How many of the lines contain the string "between"? Give the number, with no other words.
------------
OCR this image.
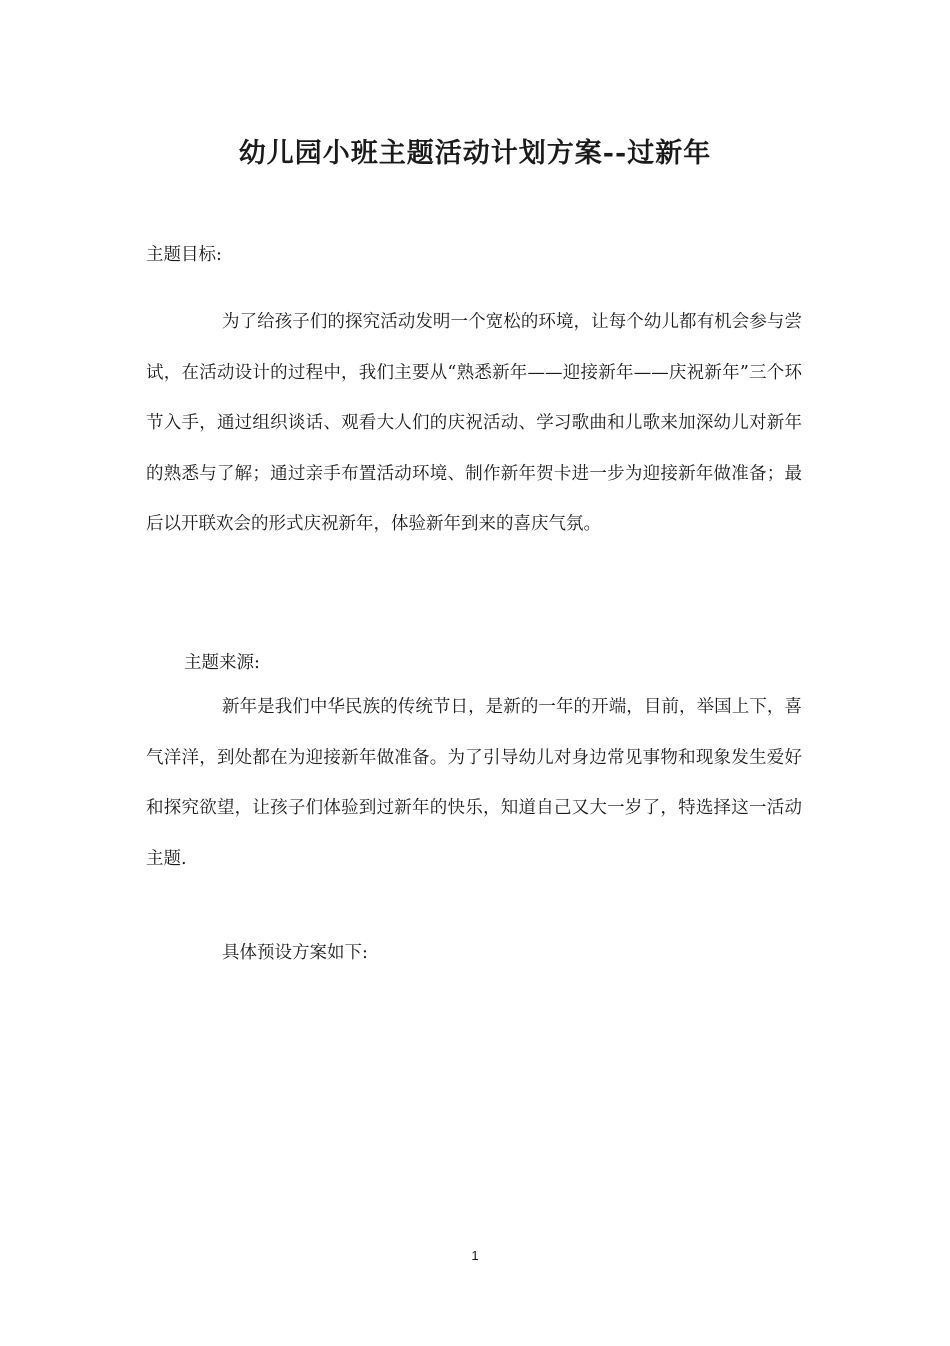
幼儿园小班主题活动计划方案--过新年
主题目标:
为了给孩子们的探究活动发明一个宽松的环境，让每个幼儿都有机会参与尝试，在活动设计的过程中，我们主要从“熟悉新年——迎接新年——庆祝新年”三个环节入手，通过组织谈话、观看大人们的庆祝活动、学习歌曲和儿歌来加深幼儿对新年的熟悉与了解；通过亲手布置活动环境、制作新年贺卡进一步为迎接新年做准备；最后以开联欢会的形式庆祝新年，体验新年到来的喜庆气氛。
主题来源:
新年是我们中华民族的传统节日，是新的一年的开端，目前，举国上下，喜气洋洋，到处都在为迎接新年做准备。为了引导幼儿对身边常见事物和现象发生爱好和探究欲望，让孩子们体验到过新年的快乐，知道自己又大一岁了，特选择这一活动主题.
具体预设方案如下:
1
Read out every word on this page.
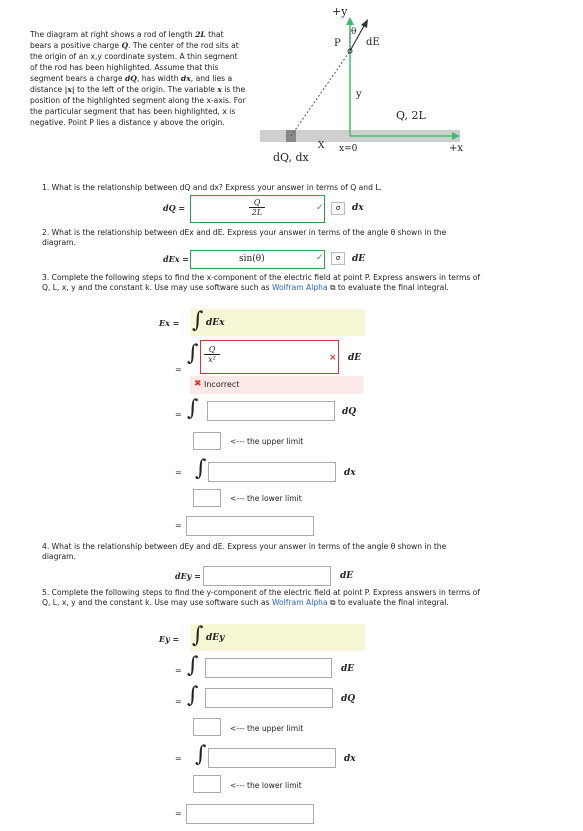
The diagram at right shows a rod of length 2L that bears a positive charge Q. The center of the rod sits at the origin of an x,y coordinate system. A thin segment of the rod has been highlighted. Assume that this segment bears a charge dQ, has width dx, and lies a distance |x| to the left of the origin. The variable x is the position of the highlighted segment along the x-axis. For the particular segment that has been highlighted, x is negative. Point P lies a distance y above the origin.
+y
P
θ
dE
y
Q, 2L
+x
X x=0
dQ, dx
1. What is the relationship between dQ and dx? Express your answer in terms of Q and L.
dQ =	$\frac{Q}{2L}$	✓	σ	dx
2. What is the relationship between dEx and dE. Express your answer in terms of the angle θ shown in the diagram.
dEx =	sin(θ)	✓	σ	dE
3. Complete the following steps to find the x-component of the electric field at point P. Express answers in terms of Q, L, x, y and the constant k. Use may use software such as Wolfram Alpha ⧉ to evaluate the final integral.
Ex = ∫ dEx
=
∫ $\frac{Q}{\text{x²}}$	× dE
✖ Incorrect
= ∫	dQ
<--- the upper limit
= ∫	dx
<--- the lower limit
=
4. What is the relationship between dEy and dE. Express your answer in terms of the angle θ shown in the diagram.
dEy =	dE
5. Complete the following steps to find the y-component of the electric field at point P. Express answers in terms of Q, L, x, y and the constant k. Use may use software such as Wolfram Alpha ⧉ to evaluate the final integral.
Ey = ∫ dEy
= ∫	dE
= ∫	dQ
<--- the upper limit
= ∫	dx
<--- the lower limit
=
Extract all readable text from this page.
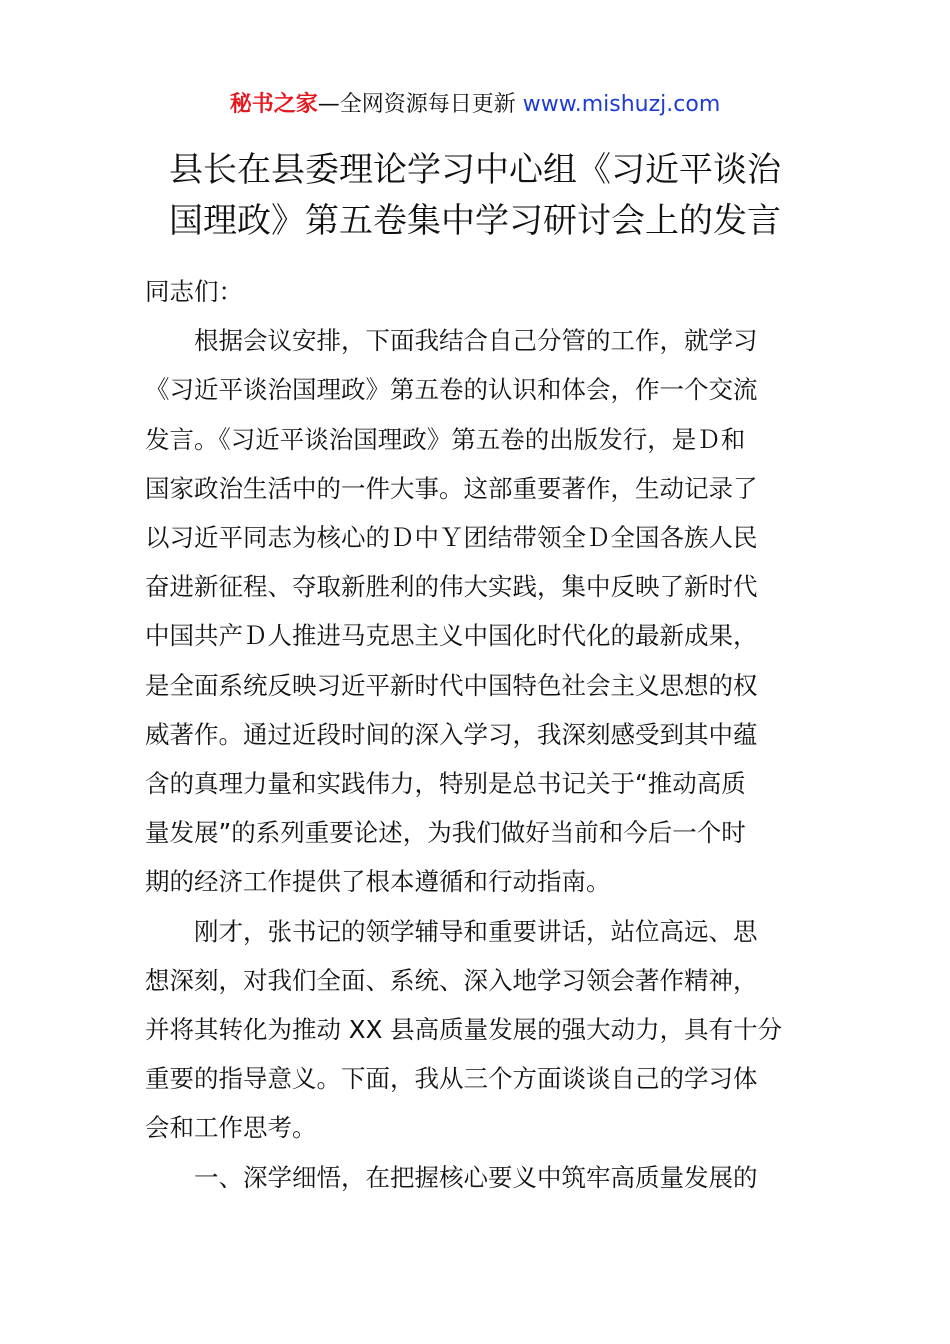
秘书之家—全网资源每日更新 www.mishuzj.com
县长在县委理论学习中心组《习近平谈治
国理政》第五卷集中学习研讨会上的发言

同志们：

根据会议安排，下面我结合自己分管的工作，就学习
《习近平谈治国理政》第五卷的认识和体会，作一个交流
发言。《习近平谈治国理政》第五卷的出版发行，是Ｄ和
国家政治生活中的一件大事。这部重要著作，生动记录了
以习近平同志为核心的Ｄ中Ｙ团结带领全Ｄ全国各族人民
奋进新征程、夺取新胜利的伟大实践，集中反映了新时代
中国共产Ｄ人推进马克思主义中国化时代化的最新成果，
是全面系统反映习近平新时代中国特色社会主义思想的权
威著作。通过近段时间的深入学习，我深刻感受到其中蕴
含的真理力量和实践伟力，特别是总书记关于“推动高质
量发展”的系列重要论述，为我们做好当前和今后一个时
期的经济工作提供了根本遵循和行动指南。

刚才，张书记的领学辅导和重要讲话，站位高远、思
想深刻，对我们全面、系统、深入地学习领会著作精神，
并将其转化为推动 XX 县高质量发展的强大动力，具有十分
重要的指导意义。下面，我从三个方面谈谈自己的学习体
会和工作思考。

一、深学细悟，在把握核心要义中筑牢高质量发展的
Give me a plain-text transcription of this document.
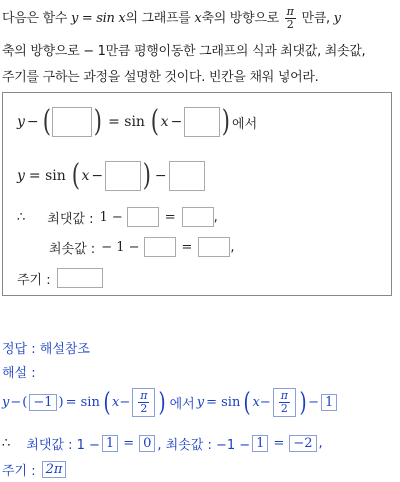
다음은 함수 y = sin x의 그래프를 x축의 방향으로 $\frac{\pi}{2}$ 만큼, y
축의 방향으로 − 1만큼 평행이동한 그래프의 식과 최댓값, 최솟값,
주기를 구하는 과정을 설명한 것이다. 빈칸을 채워 넣어라.
y − ( ) = sin ( x − ) 에서
y = sin ( x − ) −
∴ 최댓값 : 1 −	=	,
최솟값 : − 1 −	=	,
주기 :
정답 : 해설참조
해설 :
y − ( −1 ) = sin ( $x - \frac{\pi}{2}$ ) 에서 y = sin ( $x - \frac{\pi}{2}$ ) − 1
∴ 최댓값 : 1 − 1 = 0 , 최솟값 : −1 − 1 = −2 ,
주기 : 2π
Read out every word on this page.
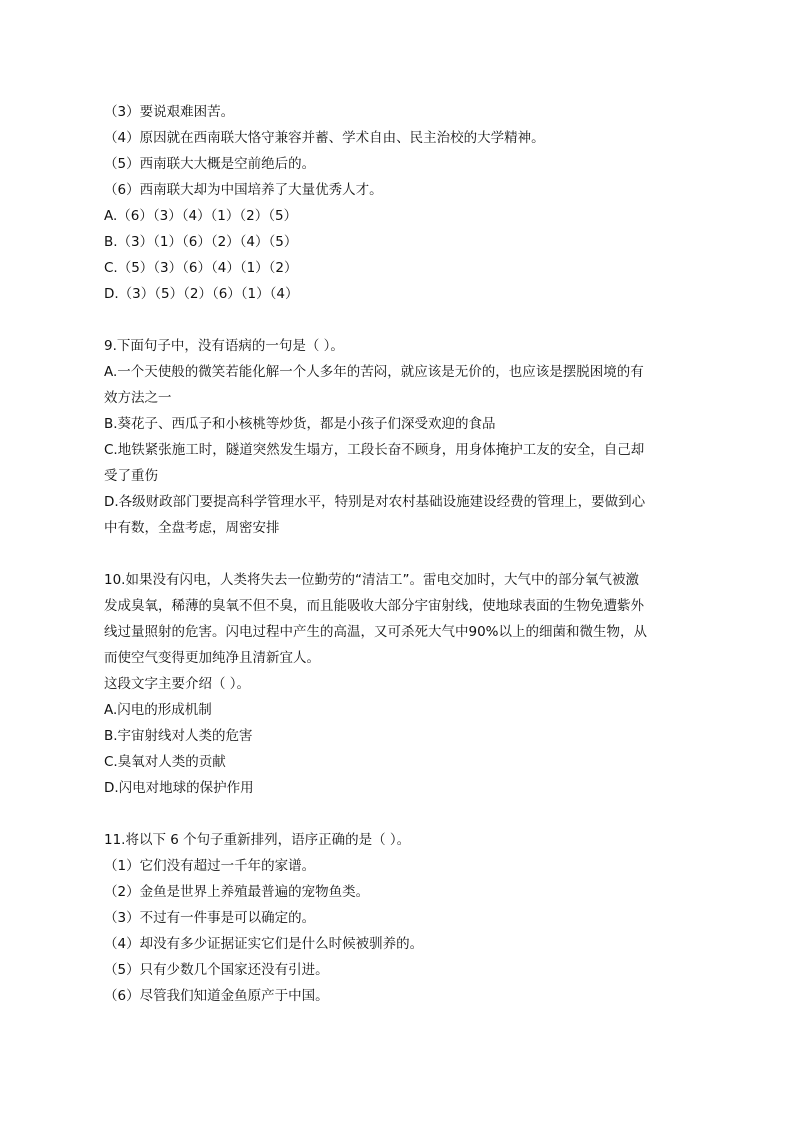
（3）要说艰难困苦。
（4）原因就在西南联大恪守兼容并蓄、学术自由、民主治校的大学精神。
（5）西南联大大概是空前绝后的。
（6）西南联大却为中国培养了大量优秀人才。
A.（6）（3）（4）（1）（2）（5）
B.（3）（1）（6）（2）（4）（5）
C.（5）（3）（6）（4）（1）（2）
D.（3）（5）（2）（6）（1）（4）
9.下面句子中，没有语病的一句是（ ）。
A.一个天使般的微笑若能化解一个人多年的苦闷，就应该是无价的，也应该是摆脱困境的有
效方法之一
B.葵花子、西瓜子和小核桃等炒货，都是小孩子们深受欢迎的食品
C.地铁紧张施工时，隧道突然发生塌方，工段长奋不顾身，用身体掩护工友的安全，自己却
受了重伤
D.各级财政部门要提高科学管理水平，特别是对农村基础设施建设经费的管理上，要做到心
中有数，全盘考虑，周密安排
10.如果没有闪电，人类将失去一位勤劳的“清洁工”。雷电交加时，大气中的部分氧气被激
发成臭氧，稀薄的臭氧不但不臭，而且能吸收大部分宇宙射线，使地球表面的生物免遭紫外
线过量照射的危害。闪电过程中产生的高温，又可杀死大气中90%以上的细菌和微生物，从
而使空气变得更加纯净且清新宜人。
这段文字主要介绍（ ）。
A.闪电的形成机制
B.宇宙射线对人类的危害
C.臭氧对人类的贡献
D.闪电对地球的保护作用
11.将以下 6 个句子重新排列，语序正确的是（ ）。
（1）它们没有超过一千年的家谱。
（2）金鱼是世界上养殖最普遍的宠物鱼类。
（3）不过有一件事是可以确定的。
（4）却没有多少证据证实它们是什么时候被驯养的。
（5）只有少数几个国家还没有引进。
（6）尽管我们知道金鱼原产于中国。
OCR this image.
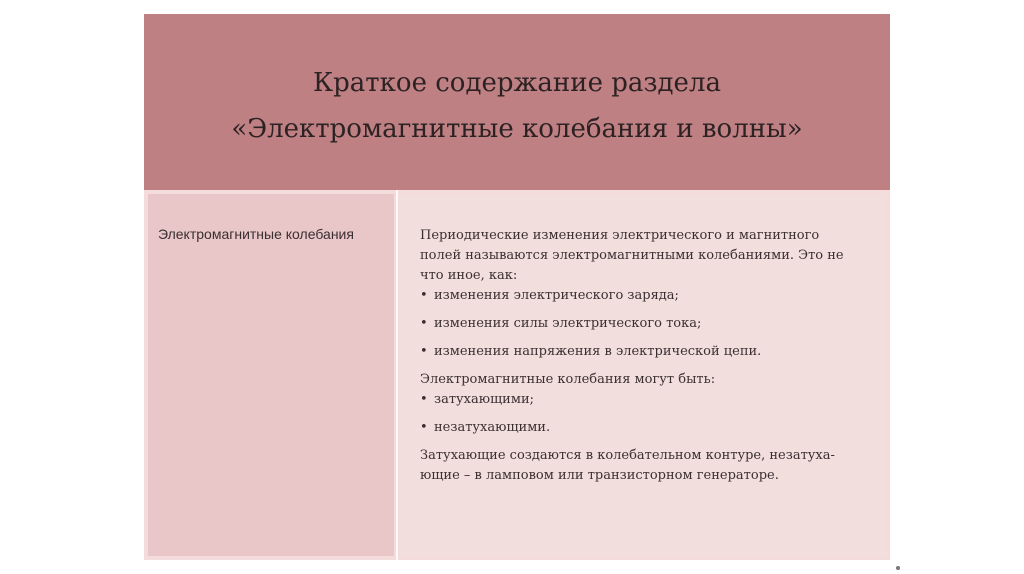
Краткое содержание раздела
«Электромагнитные колебания и волны»
Электромагнитные колебания	Периодические изменения электрического и магнитного

полей называются электромагнитными колебаниями. Это не

что иное, как:

• изменения электрического заряда;
• изменения силы электрического тока;
• изменения напряжения в электрической цепи.

Электромагнитные колебания могут быть:

• затухающими;
• незатухающими.

Затухающие создаются в колебательном контуре, незатуха-

ющие – в ламповом или транзисторном генераторе.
------------
## COMPLETE RESPONSE
3